PARTS OF THE EXERCISE:
A - Using the Subway Serenade page below, say whether each statement agrees with it, answering yes or no and quoting the deciding words exactly: (i) Arif Mardin produced the album; (ii) Subway Serenade was the band's first album; (iii) vocalist Elliot Lurie wrote "Highway to Hollywood".
B - Quote word for word the part of the Subway Serenade page below that opens with the words containing "Subway Serenade was" and closes with "pop group Starz.".

PAGE TEXT:
Studio album by Looking Glass
- Released: June 1973
- Recorded: Regent Sound Studios, New York City, New York Atlantic Studios
- Genre: Pop
- Length: 34:39
- Label: Epic
- Producer: Arif Mardin

Looking Glass chronology
| Looking Glass (1972) | Subway Serenade (1973) | Highway to Hollywood (1974) |

Singles from Subway Serenade
- "Jimmy Loves Mary-Anne" / "Wooly Eyes" Released: July 1973; "Who's Gonna Sing My Rock 'N' Roll Song" / "Sweet Somethin'" Released: 1973;

= Subway Serenade =

Subway Serenade was the second and final album released by the band Looking Glass. It contained their second charting single, "Jimmy Loves Mary-Anne". Following the departure of vocalist Elliot Lurie to pursue a solo career, the band would release one final single called "Highway to Hollywood" (written by keyboardist Larry Gonsky) under the slightly altered name of "Lookinglass" in 1974 before drastically reforming their lineup and style into the heavy metal/power pop group Starz.

LISTED RECORDS:
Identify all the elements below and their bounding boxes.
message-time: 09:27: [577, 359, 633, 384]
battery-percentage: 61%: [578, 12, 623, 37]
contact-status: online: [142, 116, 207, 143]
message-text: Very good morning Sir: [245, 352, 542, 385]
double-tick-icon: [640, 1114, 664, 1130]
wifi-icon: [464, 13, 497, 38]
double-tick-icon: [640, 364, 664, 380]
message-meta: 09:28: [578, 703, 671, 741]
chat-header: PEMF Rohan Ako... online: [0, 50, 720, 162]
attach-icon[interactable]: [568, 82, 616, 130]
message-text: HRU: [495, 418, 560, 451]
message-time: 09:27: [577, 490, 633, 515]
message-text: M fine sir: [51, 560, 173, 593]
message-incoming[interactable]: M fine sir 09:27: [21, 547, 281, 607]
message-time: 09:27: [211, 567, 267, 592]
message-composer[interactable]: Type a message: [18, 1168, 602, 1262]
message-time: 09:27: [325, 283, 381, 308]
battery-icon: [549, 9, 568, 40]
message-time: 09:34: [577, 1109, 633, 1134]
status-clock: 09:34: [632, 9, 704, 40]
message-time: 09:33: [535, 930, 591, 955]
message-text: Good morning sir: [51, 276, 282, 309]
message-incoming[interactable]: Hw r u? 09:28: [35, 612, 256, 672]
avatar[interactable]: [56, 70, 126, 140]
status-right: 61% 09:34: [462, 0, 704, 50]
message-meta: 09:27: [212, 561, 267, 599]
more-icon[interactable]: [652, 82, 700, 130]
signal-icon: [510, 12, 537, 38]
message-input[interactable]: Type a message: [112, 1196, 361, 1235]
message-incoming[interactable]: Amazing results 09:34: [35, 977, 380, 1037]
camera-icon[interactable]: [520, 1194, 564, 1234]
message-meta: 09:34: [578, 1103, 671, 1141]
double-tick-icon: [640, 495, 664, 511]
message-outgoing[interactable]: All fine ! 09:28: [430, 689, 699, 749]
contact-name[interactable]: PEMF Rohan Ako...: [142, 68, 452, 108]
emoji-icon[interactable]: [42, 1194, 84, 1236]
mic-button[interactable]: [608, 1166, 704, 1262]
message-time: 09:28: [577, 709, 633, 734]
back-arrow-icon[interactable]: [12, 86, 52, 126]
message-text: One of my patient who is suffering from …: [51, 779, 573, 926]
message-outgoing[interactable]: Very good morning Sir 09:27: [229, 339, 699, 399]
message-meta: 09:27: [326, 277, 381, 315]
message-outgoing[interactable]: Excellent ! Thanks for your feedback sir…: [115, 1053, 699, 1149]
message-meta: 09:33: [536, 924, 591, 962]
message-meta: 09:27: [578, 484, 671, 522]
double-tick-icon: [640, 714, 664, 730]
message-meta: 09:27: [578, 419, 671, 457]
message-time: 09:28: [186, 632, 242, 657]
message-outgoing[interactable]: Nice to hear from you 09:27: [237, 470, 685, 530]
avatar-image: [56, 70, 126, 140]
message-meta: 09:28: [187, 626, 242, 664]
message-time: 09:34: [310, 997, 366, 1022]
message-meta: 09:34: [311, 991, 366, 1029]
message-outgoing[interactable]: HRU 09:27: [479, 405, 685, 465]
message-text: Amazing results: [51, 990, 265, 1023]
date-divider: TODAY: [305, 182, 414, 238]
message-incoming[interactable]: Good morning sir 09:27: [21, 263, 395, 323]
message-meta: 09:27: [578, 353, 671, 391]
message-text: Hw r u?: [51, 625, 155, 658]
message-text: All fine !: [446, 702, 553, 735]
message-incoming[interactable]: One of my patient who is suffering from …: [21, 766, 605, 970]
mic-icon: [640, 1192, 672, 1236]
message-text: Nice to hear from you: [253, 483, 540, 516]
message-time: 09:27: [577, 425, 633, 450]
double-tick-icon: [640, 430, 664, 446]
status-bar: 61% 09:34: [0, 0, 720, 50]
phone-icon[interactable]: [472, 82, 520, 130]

SET OF ANSWERS:
A -
(i) Yes: "Producer: Arif Mardin"
(ii) No: "Subway Serenade was the second and final album released by the band Looking Glass."
(iii) No: "written by keyboardist Larry Gonsky"

B -
Subway Serenade was the second and final album released by the band Looking Glass. It contained their second charting single, "Jimmy Loves Mary-Anne". Following the departure of vocalist Elliot Lurie to pursue a solo career, the band would release one final single called "Highway to Hollywood" (written by keyboardist Larry Gonsky) under the slightly altered name of "Lookinglass" in 1974 before drastically reforming their lineup and style into the heavy metal/power pop group Starz.